### Recorded information
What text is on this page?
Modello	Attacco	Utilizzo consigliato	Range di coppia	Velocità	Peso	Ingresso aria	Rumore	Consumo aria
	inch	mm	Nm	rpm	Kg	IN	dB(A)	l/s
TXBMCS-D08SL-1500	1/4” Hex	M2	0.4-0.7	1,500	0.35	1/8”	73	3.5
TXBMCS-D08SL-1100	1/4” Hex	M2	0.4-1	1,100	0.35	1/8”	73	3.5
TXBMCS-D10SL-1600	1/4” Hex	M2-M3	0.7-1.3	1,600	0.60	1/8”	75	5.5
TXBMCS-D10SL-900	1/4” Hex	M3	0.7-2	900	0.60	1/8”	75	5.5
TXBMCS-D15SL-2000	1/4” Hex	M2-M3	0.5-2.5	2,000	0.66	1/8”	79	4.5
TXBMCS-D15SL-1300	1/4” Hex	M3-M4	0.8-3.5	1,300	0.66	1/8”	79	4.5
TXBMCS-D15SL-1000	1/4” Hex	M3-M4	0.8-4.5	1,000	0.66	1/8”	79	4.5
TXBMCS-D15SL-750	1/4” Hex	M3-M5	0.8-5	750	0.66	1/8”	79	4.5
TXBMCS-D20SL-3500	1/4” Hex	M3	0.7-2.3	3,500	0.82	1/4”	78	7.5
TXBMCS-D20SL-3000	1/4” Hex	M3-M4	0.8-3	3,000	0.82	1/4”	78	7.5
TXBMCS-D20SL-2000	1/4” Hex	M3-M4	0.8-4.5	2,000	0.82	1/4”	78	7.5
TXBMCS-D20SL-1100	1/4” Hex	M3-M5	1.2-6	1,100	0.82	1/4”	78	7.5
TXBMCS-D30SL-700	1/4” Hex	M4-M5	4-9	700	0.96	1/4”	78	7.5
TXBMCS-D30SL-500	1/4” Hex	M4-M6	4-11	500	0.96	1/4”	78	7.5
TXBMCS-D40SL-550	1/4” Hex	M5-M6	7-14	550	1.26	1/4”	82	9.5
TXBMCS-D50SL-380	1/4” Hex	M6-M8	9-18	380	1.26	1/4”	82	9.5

### What you will do
Would you give the material above again, complete and exact?

### Expected answer
What text is on this page?
Modello	Attacco	Utilizzo consigliato	Range di coppia	Velocità	Peso	Ingresso aria	Rumore	Consumo aria
	inch	mm	Nm	rpm	Kg	IN	dB(A)	l/s
TXBMCS-D08SL-1500	1/4” Hex	M2	0.4-0.7	1,500	0.35	1/8”	73	3.5
TXBMCS-D08SL-1100	1/4” Hex	M2	0.4-1	1,100	0.35	1/8”	73	3.5
TXBMCS-D10SL-1600	1/4” Hex	M2-M3	0.7-1.3	1,600	0.60	1/8”	75	5.5
TXBMCS-D10SL-900	1/4” Hex	M3	0.7-2	900	0.60	1/8”	75	5.5
TXBMCS-D15SL-2000	1/4” Hex	M2-M3	0.5-2.5	2,000	0.66	1/8”	79	4.5
TXBMCS-D15SL-1300	1/4” Hex	M3-M4	0.8-3.5	1,300	0.66	1/8”	79	4.5
TXBMCS-D15SL-1000	1/4” Hex	M3-M4	0.8-4.5	1,000	0.66	1/8”	79	4.5
TXBMCS-D15SL-750	1/4” Hex	M3-M5	0.8-5	750	0.66	1/8”	79	4.5
TXBMCS-D20SL-3500	1/4” Hex	M3	0.7-2.3	3,500	0.82	1/4”	78	7.5
TXBMCS-D20SL-3000	1/4” Hex	M3-M4	0.8-3	3,000	0.82	1/4”	78	7.5
TXBMCS-D20SL-2000	1/4” Hex	M3-M4	0.8-4.5	2,000	0.82	1/4”	78	7.5
TXBMCS-D20SL-1100	1/4” Hex	M3-M5	1.2-6	1,100	0.82	1/4”	78	7.5
TXBMCS-D30SL-700	1/4” Hex	M4-M5	4-9	700	0.96	1/4”	78	7.5
TXBMCS-D30SL-500	1/4” Hex	M4-M6	4-11	500	0.96	1/4”	78	7.5
TXBMCS-D40SL-550	1/4” Hex	M5-M6	7-14	550	1.26	1/4”	82	9.5
TXBMCS-D50SL-380	1/4” Hex	M6-M8	9-18	380	1.26	1/4”	82	9.5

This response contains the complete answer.